### STORED ROWS

━━━━━━━━

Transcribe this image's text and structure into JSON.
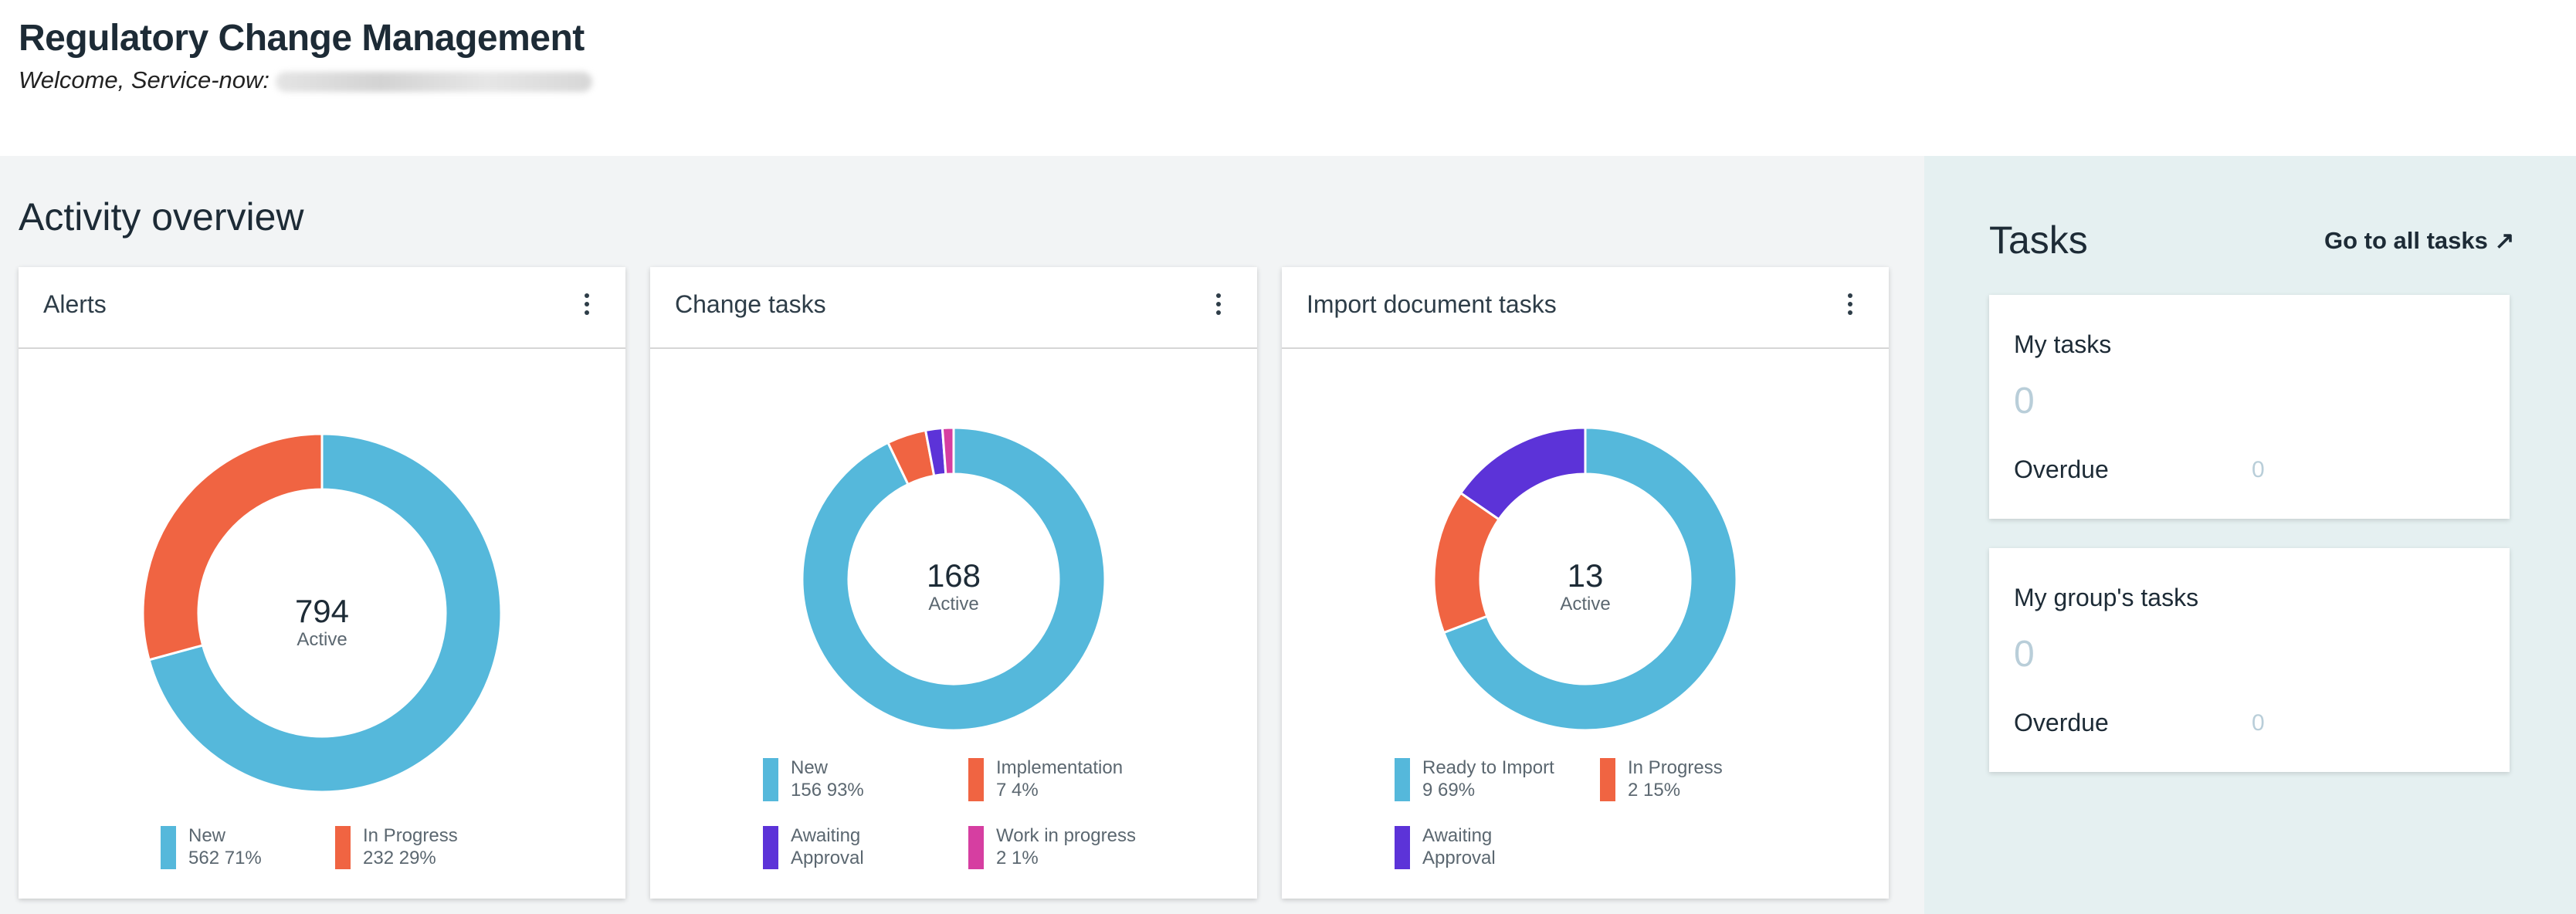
{
  "header": {
    "title": "Regulatory Change Management",
    "welcome": "Welcome, Service-now:"
  },
  "overview": {
    "title": "Activity overview",
    "cards": [
      {
        "title": "Alerts",
        "menu_icon": "kebab-vertical-icon",
        "total": "794",
        "total_label": "Active",
        "slices": [
          {
            "name": "New",
            "count": "562",
            "percent": "71%",
            "value": 562,
            "color": "#55b8db"
          },
          {
            "name": "In Progress",
            "count": "232",
            "percent": "29%",
            "value": 232,
            "color": "#f06442"
          }
        ]
      },
      {
        "title": "Change tasks",
        "menu_icon": "kebab-vertical-icon",
        "total": "168",
        "total_label": "Active",
        "slices": [
          {
            "name": "New",
            "count": "156",
            "percent": "93%",
            "value": 156,
            "color": "#55b8db"
          },
          {
            "name": "Implementation",
            "count": "7",
            "percent": "4%",
            "value": 7,
            "color": "#f06442"
          },
          {
            "name": "Awaiting Approval",
            "count": "3",
            "percent": "",
            "value": 3,
            "color": "#5c33d8"
          },
          {
            "name": "Work in progress",
            "count": "2",
            "percent": "1%",
            "value": 2,
            "color": "#d63ea1"
          }
        ]
      },
      {
        "title": "Import document tasks",
        "menu_icon": "kebab-vertical-icon",
        "total": "13",
        "total_label": "Active",
        "slices": [
          {
            "name": "Ready to Import",
            "count": "9",
            "percent": "69%",
            "value": 9,
            "color": "#55b8db"
          },
          {
            "name": "In Progress",
            "count": "2",
            "percent": "15%",
            "value": 2,
            "color": "#f06442"
          },
          {
            "name": "Awaiting Approval",
            "count": "2",
            "percent": "",
            "value": 2,
            "color": "#5c33d8"
          }
        ]
      }
    ]
  },
  "tasks": {
    "title": "Tasks",
    "link": "Go to all tasks ↗",
    "cards": [
      {
        "title": "My tasks",
        "count": "0",
        "overdue_label": "Overdue",
        "overdue_count": "0"
      },
      {
        "title": "My group's tasks",
        "count": "0",
        "overdue_label": "Overdue",
        "overdue_count": "0"
      }
    ]
  },
  "chart_data": [
    {
      "type": "pie",
      "title": "Alerts",
      "categories": [
        "New",
        "In Progress"
      ],
      "values": [
        562,
        232
      ],
      "center_value": 794,
      "center_label": "Active",
      "legend_position": "bottom"
    },
    {
      "type": "pie",
      "title": "Change tasks",
      "categories": [
        "New",
        "Implementation",
        "Awaiting Approval",
        "Work in progress"
      ],
      "values": [
        156,
        7,
        3,
        2
      ],
      "center_value": 168,
      "center_label": "Active",
      "legend_position": "bottom"
    },
    {
      "type": "pie",
      "title": "Import document tasks",
      "categories": [
        "Ready to Import",
        "In Progress",
        "Awaiting Approval"
      ],
      "values": [
        9,
        2,
        2
      ],
      "center_value": 13,
      "center_label": "Active",
      "legend_position": "bottom"
    }
  ]
}
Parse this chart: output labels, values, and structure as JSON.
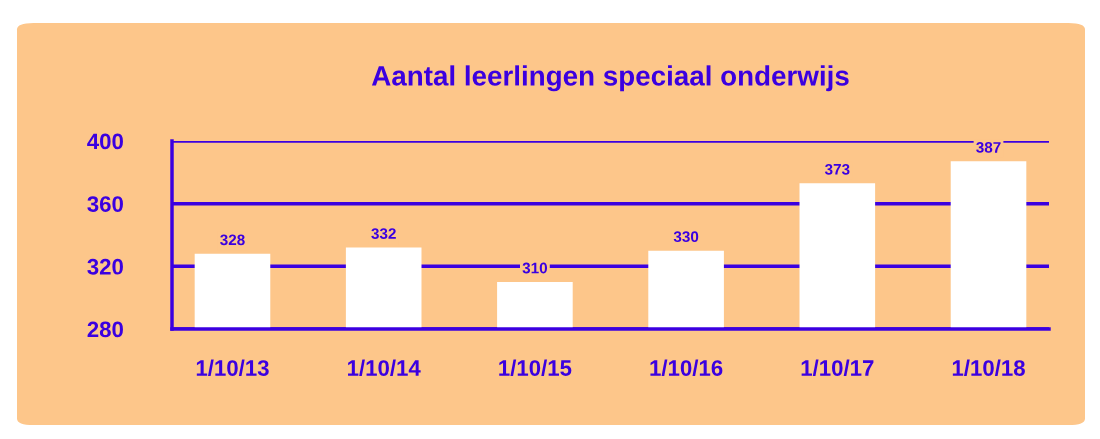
{
  "chart_data": {
    "type": "bar",
    "title": "Aantal leerlingen speciaal onderwijs",
    "categories": [
      "1/10/13",
      "1/10/14",
      "1/10/15",
      "1/10/16",
      "1/10/17",
      "1/10/18"
    ],
    "values": [
      328,
      332,
      310,
      330,
      373,
      387
    ],
    "color": "#ffffff",
    "ylim": [
      280,
      400
    ],
    "yticks": [
      280,
      320,
      360,
      400
    ],
    "grid": "y",
    "data_labels": true
  }
}
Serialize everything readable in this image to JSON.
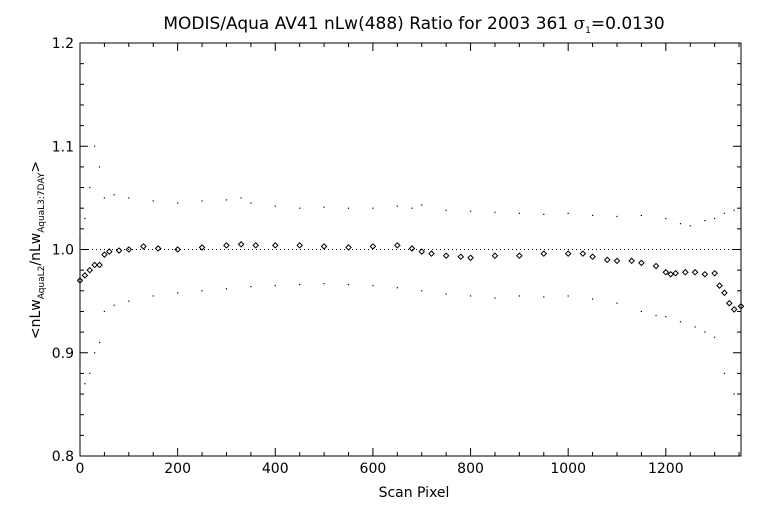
{
  "chart_data": {
    "type": "scatter",
    "title_parts": {
      "main": "MODIS/Aqua AV41 nLw(488) Ratio for 2003 361 ",
      "sigma_symbol": "σ",
      "sigma_sub": "1",
      "sigma_value": "=0.0130"
    },
    "xlabel": "Scan Pixel",
    "ylabel_parts": {
      "open": "<nLw",
      "sub1": "AquaL2",
      "mid": "/nLw",
      "sub2": "AquaL3:7DAY",
      "close": ">"
    },
    "xlim": [
      0,
      1354
    ],
    "ylim": [
      0.8,
      1.2
    ],
    "x_ticks": [
      {
        "value": 0,
        "label": "0"
      },
      {
        "value": 200,
        "label": "200"
      },
      {
        "value": 400,
        "label": "400"
      },
      {
        "value": 600,
        "label": "600"
      },
      {
        "value": 800,
        "label": "800"
      },
      {
        "value": 1000,
        "label": "1000"
      },
      {
        "value": 1200,
        "label": "1200"
      }
    ],
    "y_ticks": [
      {
        "value": 0.8,
        "label": "0.8"
      },
      {
        "value": 0.9,
        "label": "0.9"
      },
      {
        "value": 1.0,
        "label": "1.0"
      },
      {
        "value": 1.1,
        "label": "1.1"
      },
      {
        "value": 1.2,
        "label": "1.2"
      }
    ],
    "reference_line": 1.0,
    "series": [
      {
        "role": "mean",
        "marker": "diamond",
        "x": [
          0,
          10,
          20,
          30,
          40,
          50,
          60,
          80,
          100,
          130,
          160,
          200,
          250,
          300,
          330,
          360,
          400,
          450,
          500,
          550,
          600,
          650,
          680,
          700,
          720,
          750,
          780,
          800,
          850,
          900,
          950,
          1000,
          1030,
          1050,
          1080,
          1100,
          1130,
          1150,
          1180,
          1200,
          1210,
          1220,
          1240,
          1260,
          1280,
          1300,
          1310,
          1320,
          1330,
          1340,
          1354
        ],
        "y": [
          0.97,
          0.975,
          0.98,
          0.985,
          0.985,
          0.995,
          0.998,
          0.999,
          1.0,
          1.003,
          1.001,
          1.0,
          1.002,
          1.004,
          1.005,
          1.004,
          1.004,
          1.004,
          1.003,
          1.002,
          1.003,
          1.004,
          1.001,
          0.998,
          0.996,
          0.994,
          0.993,
          0.992,
          0.994,
          0.994,
          0.996,
          0.996,
          0.996,
          0.993,
          0.99,
          0.989,
          0.989,
          0.987,
          0.984,
          0.978,
          0.976,
          0.977,
          0.978,
          0.978,
          0.976,
          0.977,
          0.965,
          0.958,
          0.948,
          0.942,
          0.945
        ]
      },
      {
        "role": "upper",
        "marker": "dot",
        "x": [
          0,
          10,
          20,
          30,
          40,
          50,
          70,
          100,
          150,
          200,
          250,
          300,
          330,
          350,
          400,
          450,
          500,
          550,
          600,
          650,
          680,
          700,
          750,
          800,
          850,
          900,
          950,
          1000,
          1050,
          1100,
          1150,
          1200,
          1230,
          1250,
          1280,
          1300,
          1320,
          1340,
          1354
        ],
        "y": [
          1.01,
          1.03,
          1.06,
          1.1,
          1.08,
          1.05,
          1.053,
          1.05,
          1.047,
          1.045,
          1.047,
          1.048,
          1.05,
          1.045,
          1.042,
          1.04,
          1.041,
          1.04,
          1.04,
          1.042,
          1.04,
          1.043,
          1.038,
          1.037,
          1.036,
          1.035,
          1.034,
          1.035,
          1.033,
          1.032,
          1.033,
          1.03,
          1.025,
          1.023,
          1.028,
          1.03,
          1.035,
          1.038,
          1.03
        ]
      },
      {
        "role": "lower",
        "marker": "dot",
        "x": [
          0,
          10,
          20,
          30,
          40,
          50,
          70,
          100,
          150,
          200,
          250,
          300,
          350,
          400,
          450,
          500,
          550,
          600,
          650,
          700,
          750,
          800,
          850,
          900,
          950,
          1000,
          1050,
          1100,
          1150,
          1180,
          1200,
          1230,
          1260,
          1280,
          1300,
          1320,
          1340,
          1354
        ],
        "y": [
          0.89,
          0.87,
          0.88,
          0.9,
          0.91,
          0.94,
          0.946,
          0.95,
          0.955,
          0.958,
          0.96,
          0.962,
          0.964,
          0.965,
          0.966,
          0.967,
          0.966,
          0.965,
          0.963,
          0.96,
          0.957,
          0.955,
          0.953,
          0.955,
          0.954,
          0.955,
          0.952,
          0.948,
          0.94,
          0.936,
          0.935,
          0.93,
          0.925,
          0.92,
          0.915,
          0.88,
          0.86,
          0.84
        ]
      }
    ]
  }
}
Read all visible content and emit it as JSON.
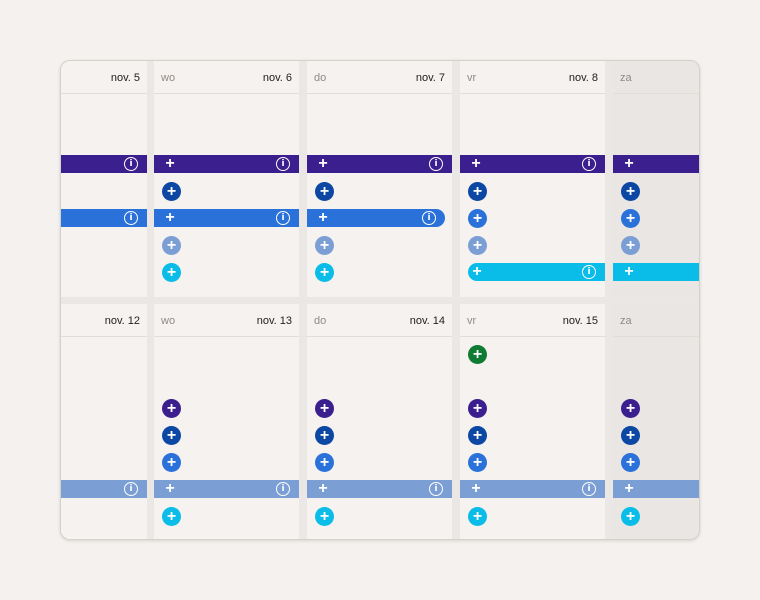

━━━━━━━━

### PROBLEM TO WORK ON
Copy all lines in the listing above where the string "document" appears.

### ANSWER BELOW
        "title": "Import document tasks",
      "title": "Import document tasks",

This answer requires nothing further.